URL:    http://cgit.freedesktop.org/mesa/mesa/commit/?id=f030aaf2fb558219a43f286e2ea71c928e49b598
Author: Samuel Iglesias Gonsálvez <siglesias at igalia.com>
Date:   Tue Mar 7 10:29:53 2017 +0100

    i965/vec4: use vec4_builder to emit instructions in setup_imm_df()
    
    Signed-off-by: Samuel Iglesias Gonsálvez <siglesias at igalia.com>
    [ Francisco Jerez: Drop useless vec4_visitor dependencies.  Demote to
      static stand-alone function.  Don't write unused components in the
      result.  Use vec4_builder interface for register allocation. ]
    Reviewed-by: Francisco Jerez <currojerez at riseup.net>

URL:    http://cgit.freedesktop.org/mesa/mesa/commit/?id=a907c91e93cce88ee1929263c455fab541b8c4a3
Author: Juan A. Suarez Romero <jasuarez at igalia.com>
Date:   Fri Sep 23 15:57:39 2016 +0000

    i965/vec4: consider subregister offset in live variables
    
    Take into account offset values less than a full register (32 bytes)

Provided information>

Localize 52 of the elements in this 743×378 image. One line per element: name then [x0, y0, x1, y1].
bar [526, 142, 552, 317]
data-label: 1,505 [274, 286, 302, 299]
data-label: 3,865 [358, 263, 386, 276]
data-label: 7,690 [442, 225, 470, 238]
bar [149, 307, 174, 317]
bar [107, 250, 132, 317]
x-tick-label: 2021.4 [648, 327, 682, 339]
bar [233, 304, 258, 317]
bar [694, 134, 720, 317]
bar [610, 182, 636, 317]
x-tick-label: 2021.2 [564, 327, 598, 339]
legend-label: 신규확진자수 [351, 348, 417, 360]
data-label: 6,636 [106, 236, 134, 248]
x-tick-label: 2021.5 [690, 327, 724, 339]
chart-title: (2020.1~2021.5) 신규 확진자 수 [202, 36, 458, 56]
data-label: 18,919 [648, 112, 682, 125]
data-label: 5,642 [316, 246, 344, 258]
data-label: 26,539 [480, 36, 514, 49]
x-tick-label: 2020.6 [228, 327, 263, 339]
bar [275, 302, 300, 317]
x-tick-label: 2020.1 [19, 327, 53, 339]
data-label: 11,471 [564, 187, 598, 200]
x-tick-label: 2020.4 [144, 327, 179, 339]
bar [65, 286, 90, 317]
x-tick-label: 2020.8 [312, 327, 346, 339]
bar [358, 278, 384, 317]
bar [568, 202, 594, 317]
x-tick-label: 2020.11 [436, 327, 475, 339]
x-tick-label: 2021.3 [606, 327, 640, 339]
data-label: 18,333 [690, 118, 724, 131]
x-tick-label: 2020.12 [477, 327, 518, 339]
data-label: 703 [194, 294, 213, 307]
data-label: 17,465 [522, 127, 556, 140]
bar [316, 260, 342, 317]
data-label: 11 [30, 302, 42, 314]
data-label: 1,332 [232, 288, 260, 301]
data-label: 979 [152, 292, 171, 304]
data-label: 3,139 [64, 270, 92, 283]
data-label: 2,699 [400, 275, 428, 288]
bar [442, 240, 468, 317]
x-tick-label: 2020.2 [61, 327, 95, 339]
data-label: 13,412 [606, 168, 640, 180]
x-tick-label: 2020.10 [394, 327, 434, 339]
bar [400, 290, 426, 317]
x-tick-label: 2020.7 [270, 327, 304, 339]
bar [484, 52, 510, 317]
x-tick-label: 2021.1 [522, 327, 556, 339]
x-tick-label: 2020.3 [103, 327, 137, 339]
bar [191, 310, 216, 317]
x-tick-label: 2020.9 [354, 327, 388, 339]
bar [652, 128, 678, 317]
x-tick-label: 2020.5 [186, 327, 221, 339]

What this exercise asks>
a: Can you extract the passage of the Mesa commit log from "Signed-off-by: Samuel Iglesias" up to and including "register (32 bytes)"?
b: Can you continue the Mesa commit log from the point where it stops?

Task results>
a:
Signed-off-by: Samuel Iglesias Gonsálvez <siglesias at igalia.com>
    [ Francisco Jerez: Drop useless vec4_visitor dependencies.  Demote to
      static stand-alone function.  Don't write unused components in the
      result.  Use vec4_builder interface for register allocation. ]
    Reviewed-by: Francisco Jerez <currojerez at riseup.net>

URL:    http://cgit.freedesktop.org/mesa/mesa/commit/?id=a907c91e93cce88ee1929263c455fab541b8c4a3
Author: Juan A. Suarez Romero <jasuarez at igalia.com>
Date:   Fri Sep 23 15:57:39 2016 +0000

    i965/vec4: consider subregister offset in live variables
    
    Take into account offset values less than a full register (32 bytes)

b:
    when getting the var from register.
    
    This is required when dealing with an operation that writes half of the
    register (like one d2x in IVB/BYT, which uses exec_size == 4).
    
    v2:
    - Take in account this offset < 32 in liveness analysis too (Curro)
    
    v3:
    - Change formula in var_from_reg() (Curro)
    - Remove useless changes (Curro)
    
    Signed-off-by: Samuel Iglesias Gonsálvez <siglesias at igalia.com>
    Reviewed-by: Francisco Jerez <currojerez at riseup.net>

URL:    http://cgit.freedesktop.org/mesa/mesa/commit/?id=92649a3e6756465b3961cf05910cda93a69c7790
Author: Francisco Jerez <currojerez at riseup.net>
Date:   Wed Apr 12 16:54:49 2017 -0700

    i965/vec4: fix assert to detect SIMD lowered DF instructions in IVB
    
    On IVB, DF instructions have lowered the SIMD width to 4 but the
    exec_size will be later doubled. Fix the assert to avoid crashing in
    this case.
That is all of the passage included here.